## Start
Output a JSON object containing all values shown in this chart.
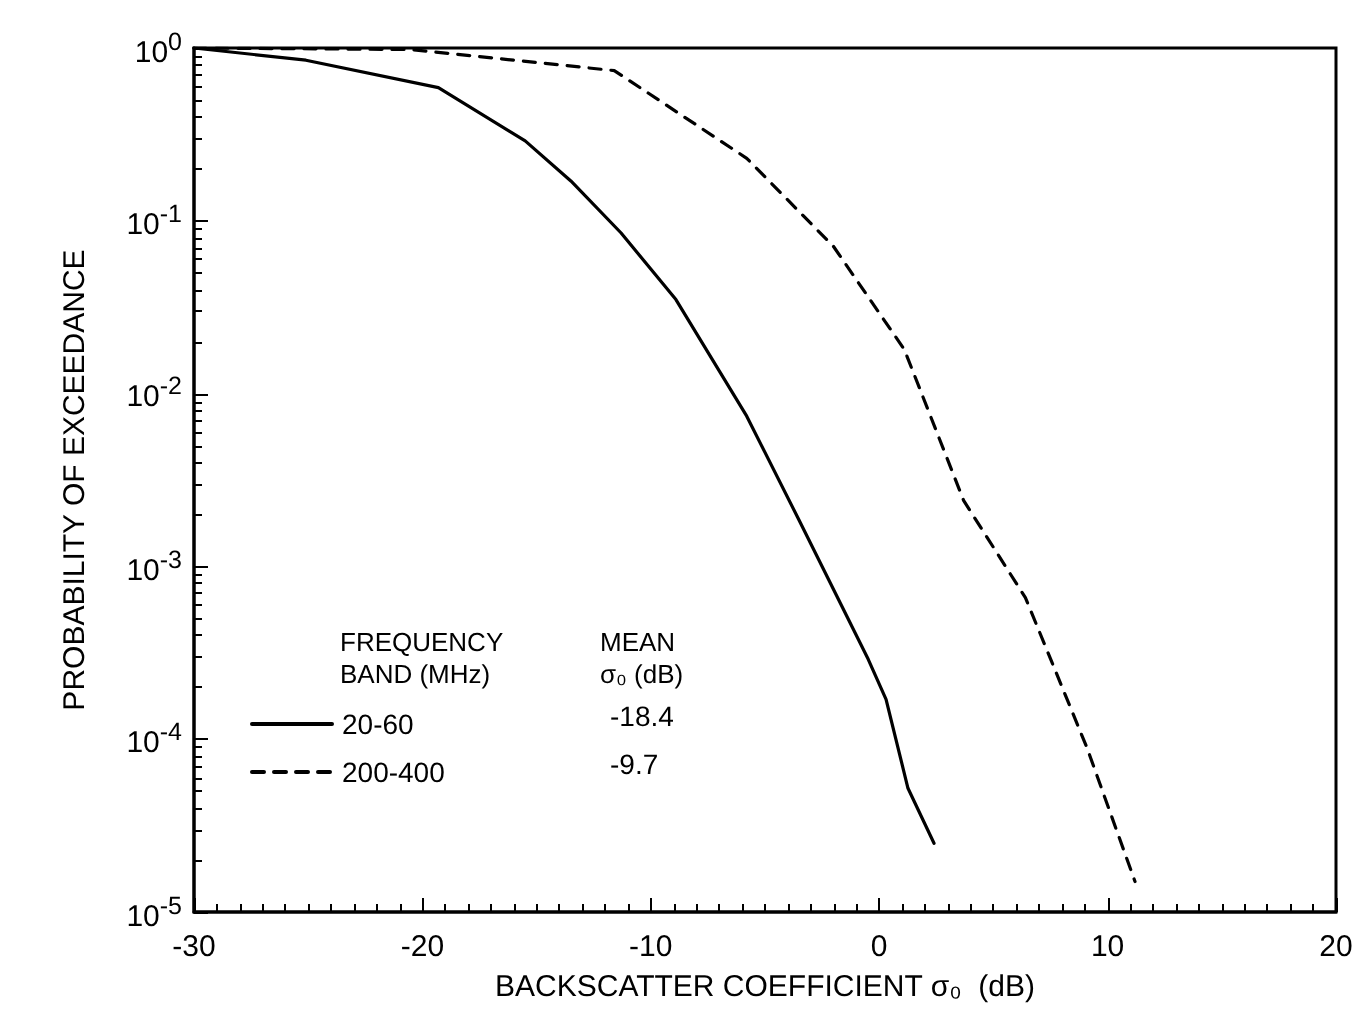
{
  "chart_data": {
    "type": "line",
    "xlabel": "BACKSCATTER COEFFICIENT σ₀  (dB)",
    "ylabel": "PROBABILITY OF EXCEEDANCE",
    "legend_title": "FREQUENCY BAND (MHz)",
    "annotations": [
      "MEAN σ₀ (dB)",
      "-18.4",
      "-9.7"
    ],
    "series": [
      {
        "name": "20-60",
        "color": "#000000",
        "line_style": "solid",
        "x": [
          -30,
          -25.1,
          -19.3,
          -15.5,
          -13.5,
          -11.3,
          -8.9,
          -5.8,
          -3.55,
          -0.48,
          0.3,
          1.26,
          2.4
        ],
        "values": [
          1.0,
          0.85,
          0.59,
          0.29,
          0.17,
          0.085,
          0.035,
          0.0074,
          0.0019,
          0.00029,
          0.00017,
          5.2e-05,
          2.5e-05
        ]
      },
      {
        "name": "200-400",
        "color": "#000000",
        "line_style": "dashed",
        "x": [
          -30,
          -20.5,
          -11.6,
          -5.8,
          -2,
          1.1,
          3.7,
          6.4,
          9.1,
          11.2
        ],
        "values": [
          1.0,
          0.98,
          0.74,
          0.23,
          0.071,
          0.018,
          0.0024,
          0.00066,
          8.9e-05,
          1.5e-05
        ]
      }
    ],
    "xlim": [
      -30,
      20
    ],
    "xticks": [
      -30,
      -20,
      -10,
      0,
      10,
      20
    ],
    "ylim": [
      1e-05,
      1
    ],
    "yticks": [
      {
        "value": 1,
        "label": "10$^{0}$"
      },
      {
        "value": 0.1,
        "label": "10$^{-1}$"
      },
      {
        "value": 0.01,
        "label": "10$^{-2}$"
      },
      {
        "value": 0.001,
        "label": "10$^{-3}$"
      },
      {
        "value": 0.0001,
        "label": "10$^{-4}$"
      },
      {
        "value": 1e-05,
        "label": "10$^{-5}$"
      }
    ],
    "log": "y",
    "grid": false,
    "legend": "left",
    "marker": "none"
  }
}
## End
Print out the whole of the material word for word, without pictures.

Output a JSON object containing all values shown in this chart.
{
  "chart_data": {
    "type": "line",
    "xlabel": "BACKSCATTER COEFFICIENT σ₀  (dB)",
    "ylabel": "PROBABILITY OF EXCEEDANCE",
    "legend_title": "FREQUENCY BAND (MHz)",
    "annotations": [
      "MEAN σ₀ (dB)",
      "-18.4",
      "-9.7"
    ],
    "series": [
      {
        "name": "20-60",
        "color": "#000000",
        "line_style": "solid",
        "x": [
          -30,
          -25.1,
          -19.3,
          -15.5,
          -13.5,
          -11.3,
          -8.9,
          -5.8,
          -3.55,
          -0.48,
          0.3,
          1.26,
          2.4
        ],
        "values": [
          1.0,
          0.85,
          0.59,
          0.29,
          0.17,
          0.085,
          0.035,
          0.0074,
          0.0019,
          0.00029,
          0.00017,
          5.2e-05,
          2.5e-05
        ]
      },
      {
        "name": "200-400",
        "color": "#000000",
        "line_style": "dashed",
        "x": [
          -30,
          -20.5,
          -11.6,
          -5.8,
          -2,
          1.1,
          3.7,
          6.4,
          9.1,
          11.2
        ],
        "values": [
          1.0,
          0.98,
          0.74,
          0.23,
          0.071,
          0.018,
          0.0024,
          0.00066,
          8.9e-05,
          1.5e-05
        ]
      }
    ],
    "xlim": [
      -30,
      20
    ],
    "xticks": [
      -30,
      -20,
      -10,
      0,
      10,
      20
    ],
    "ylim": [
      1e-05,
      1
    ],
    "yticks": [
      {
        "value": 1,
        "label": "10$^{0}$"
      },
      {
        "value": 0.1,
        "label": "10$^{-1}$"
      },
      {
        "value": 0.01,
        "label": "10$^{-2}$"
      },
      {
        "value": 0.001,
        "label": "10$^{-3}$"
      },
      {
        "value": 0.0001,
        "label": "10$^{-4}$"
      },
      {
        "value": 1e-05,
        "label": "10$^{-5}$"
      }
    ],
    "log": "y",
    "grid": false,
    "legend": "left",
    "marker": "none"
  }
}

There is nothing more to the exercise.